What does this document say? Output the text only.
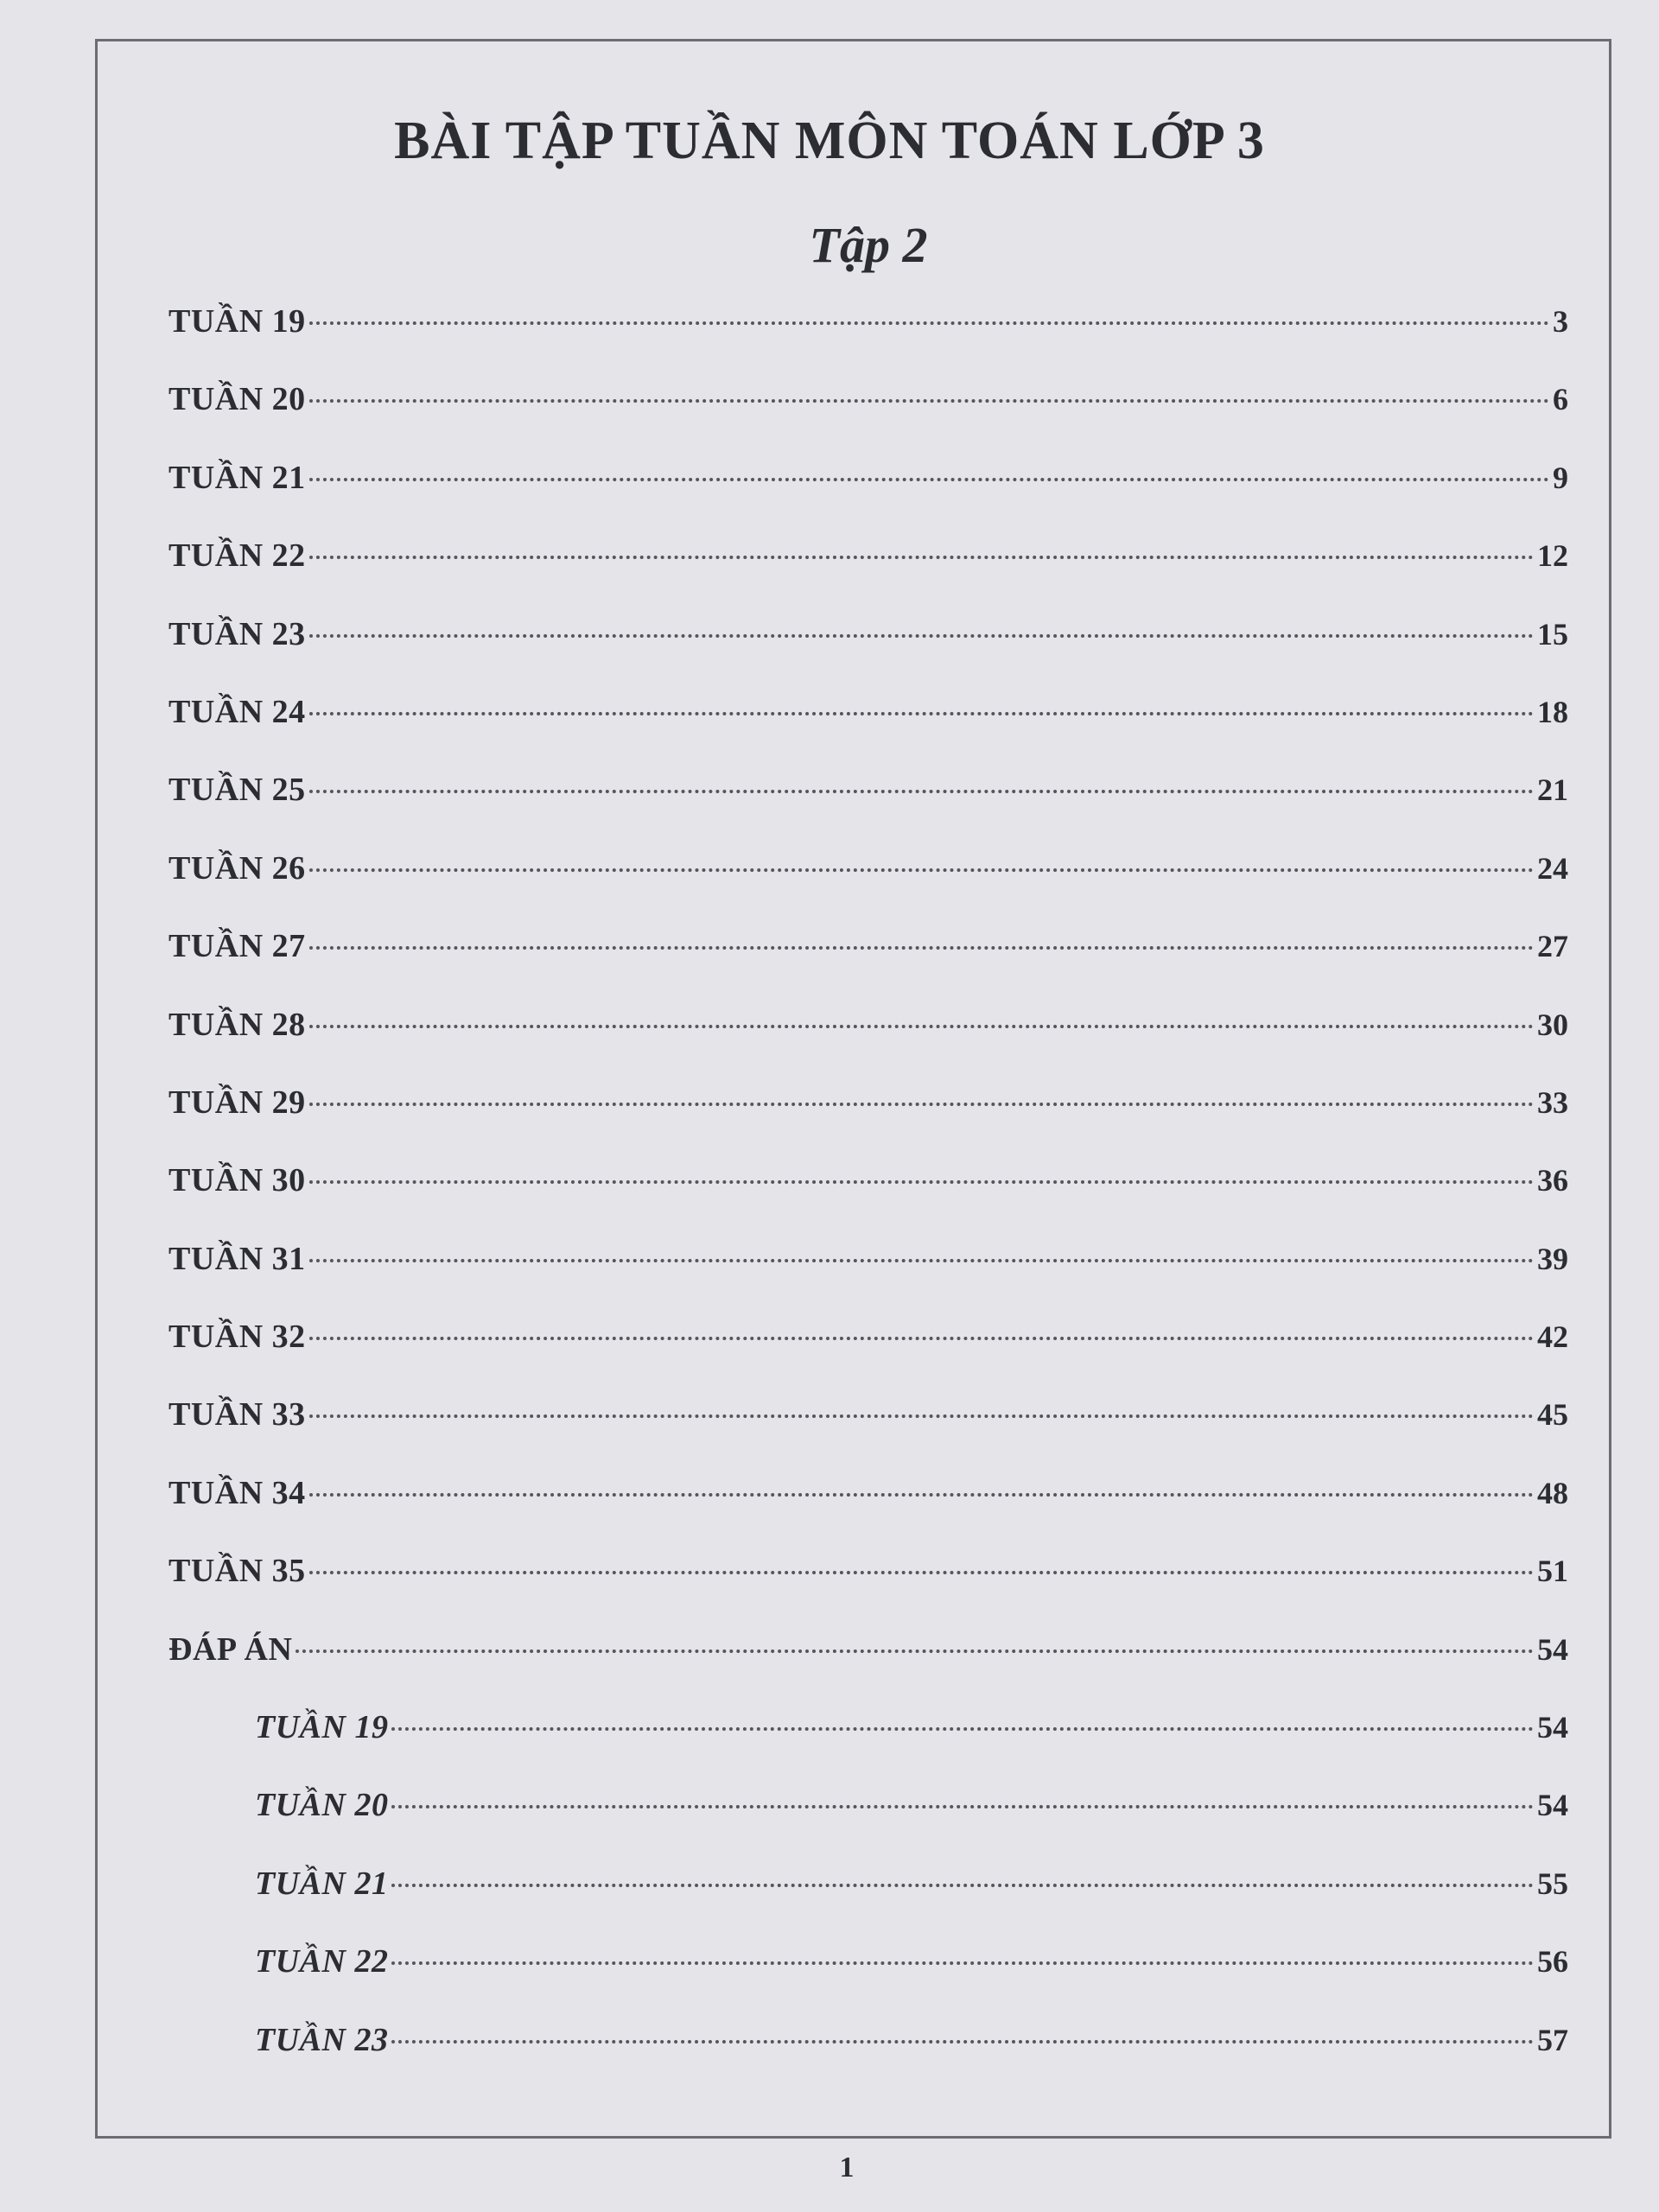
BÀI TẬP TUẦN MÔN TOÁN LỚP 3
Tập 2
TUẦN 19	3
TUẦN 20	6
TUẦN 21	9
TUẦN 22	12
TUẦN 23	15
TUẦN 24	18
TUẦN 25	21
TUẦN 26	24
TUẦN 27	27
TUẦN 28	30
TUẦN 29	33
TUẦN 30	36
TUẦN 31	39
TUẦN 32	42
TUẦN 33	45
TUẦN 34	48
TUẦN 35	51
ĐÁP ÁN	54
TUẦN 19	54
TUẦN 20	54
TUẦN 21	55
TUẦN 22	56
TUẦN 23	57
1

--

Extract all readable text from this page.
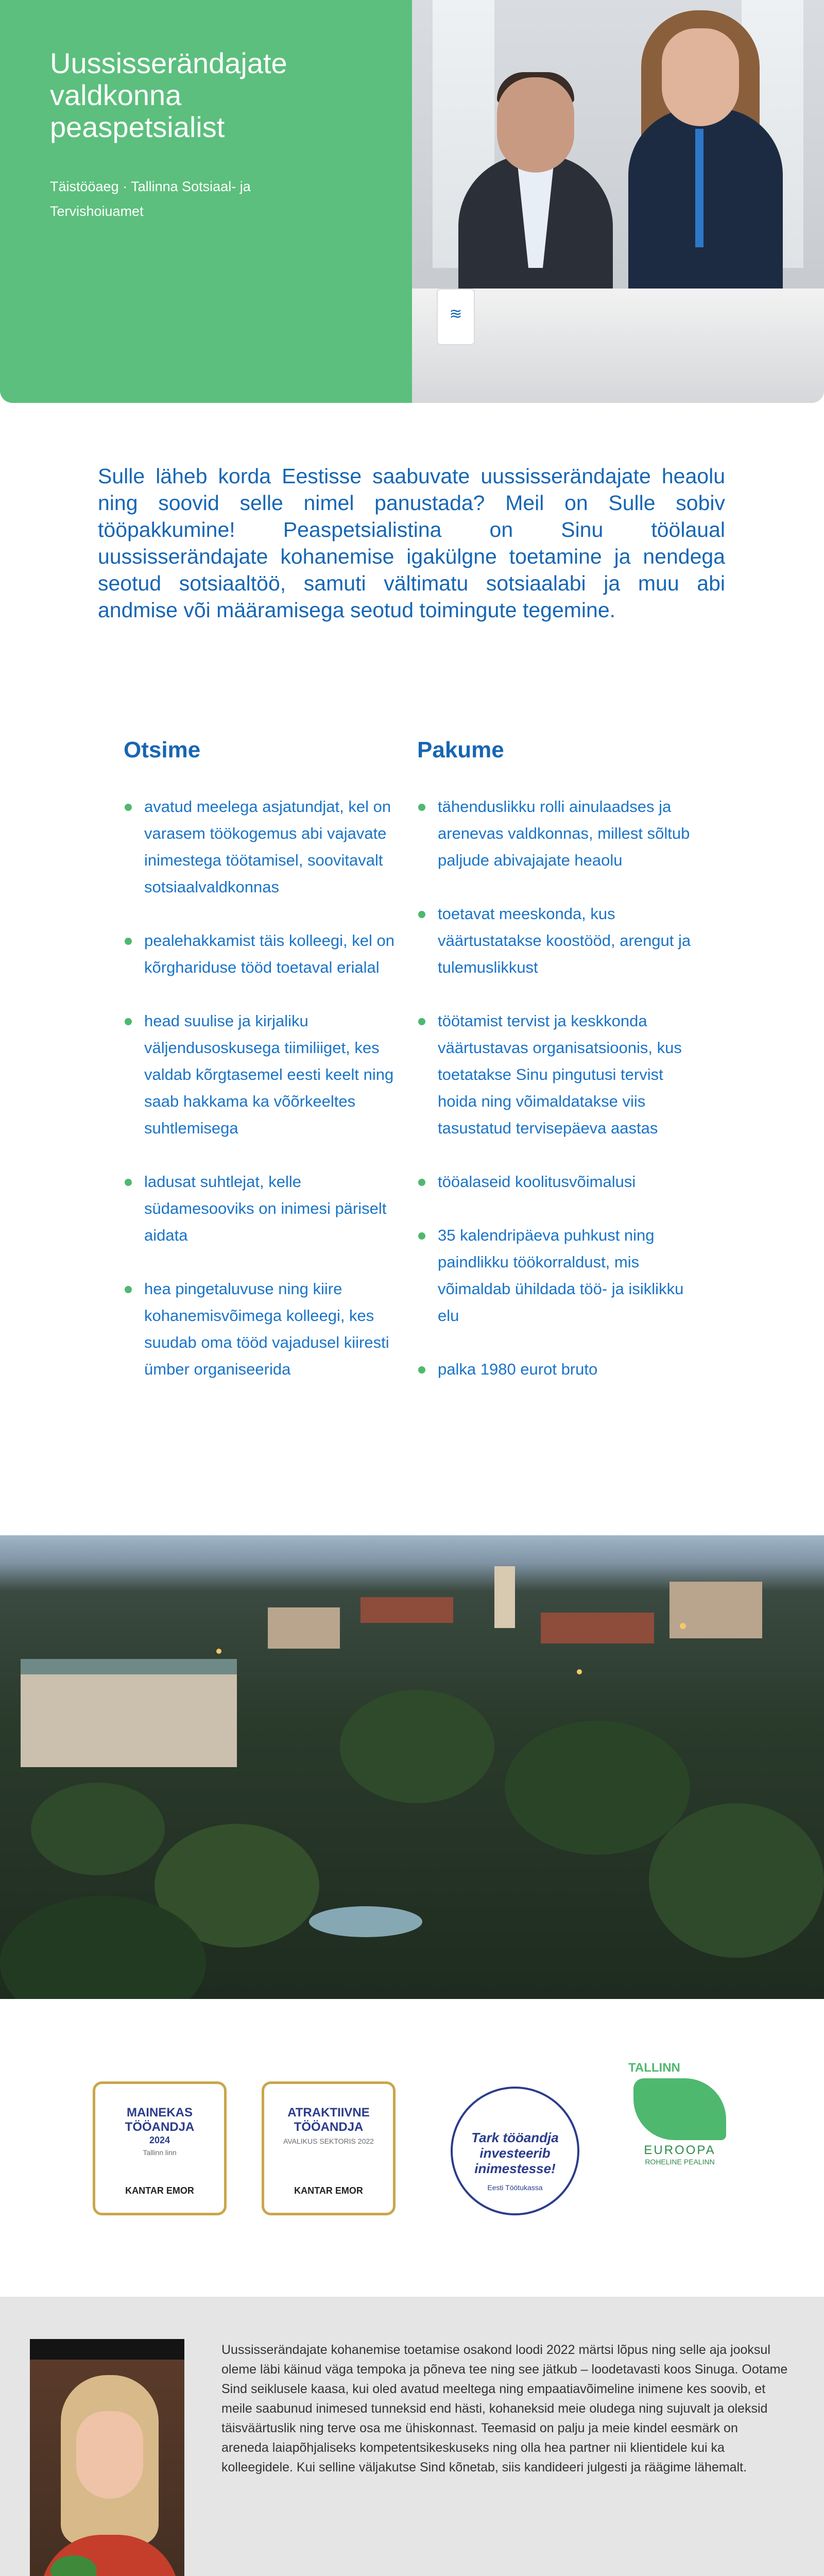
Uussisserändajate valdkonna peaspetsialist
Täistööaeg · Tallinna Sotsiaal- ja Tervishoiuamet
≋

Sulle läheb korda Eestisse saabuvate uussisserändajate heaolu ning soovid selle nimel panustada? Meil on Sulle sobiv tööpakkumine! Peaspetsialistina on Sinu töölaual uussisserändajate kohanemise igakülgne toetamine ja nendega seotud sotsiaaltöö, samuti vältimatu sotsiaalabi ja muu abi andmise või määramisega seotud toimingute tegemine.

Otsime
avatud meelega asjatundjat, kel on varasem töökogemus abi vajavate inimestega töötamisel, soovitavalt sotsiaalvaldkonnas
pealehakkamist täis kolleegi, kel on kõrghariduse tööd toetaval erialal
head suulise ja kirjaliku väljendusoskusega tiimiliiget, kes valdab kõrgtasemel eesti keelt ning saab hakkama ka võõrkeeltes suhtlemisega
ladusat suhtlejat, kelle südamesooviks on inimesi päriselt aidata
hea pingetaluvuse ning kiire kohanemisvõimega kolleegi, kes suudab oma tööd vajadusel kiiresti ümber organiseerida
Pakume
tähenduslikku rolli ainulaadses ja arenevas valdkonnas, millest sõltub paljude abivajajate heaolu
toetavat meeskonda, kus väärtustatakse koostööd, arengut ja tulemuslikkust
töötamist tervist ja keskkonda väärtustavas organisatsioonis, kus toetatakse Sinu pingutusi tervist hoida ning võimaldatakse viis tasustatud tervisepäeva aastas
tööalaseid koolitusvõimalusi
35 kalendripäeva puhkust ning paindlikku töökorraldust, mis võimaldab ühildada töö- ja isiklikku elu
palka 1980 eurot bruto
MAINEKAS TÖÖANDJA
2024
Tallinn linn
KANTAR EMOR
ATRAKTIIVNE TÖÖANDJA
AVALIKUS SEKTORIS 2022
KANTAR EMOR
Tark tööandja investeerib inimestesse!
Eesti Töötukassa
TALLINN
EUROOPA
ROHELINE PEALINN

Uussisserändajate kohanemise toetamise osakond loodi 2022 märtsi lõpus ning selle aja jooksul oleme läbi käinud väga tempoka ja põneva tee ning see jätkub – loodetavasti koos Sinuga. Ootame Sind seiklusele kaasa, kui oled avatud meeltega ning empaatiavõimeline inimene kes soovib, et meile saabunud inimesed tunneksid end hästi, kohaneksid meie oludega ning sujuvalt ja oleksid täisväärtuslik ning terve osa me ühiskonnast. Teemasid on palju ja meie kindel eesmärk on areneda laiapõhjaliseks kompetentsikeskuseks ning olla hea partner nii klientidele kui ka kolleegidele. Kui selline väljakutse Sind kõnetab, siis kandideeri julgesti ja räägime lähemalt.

• [DESCRIPTION OF THE TASK]: Pick each line holding the word "text" out of the data and copy it.

• [RESPONSE]:
What does this document say? Output the text only.
Extract all readable text from this page.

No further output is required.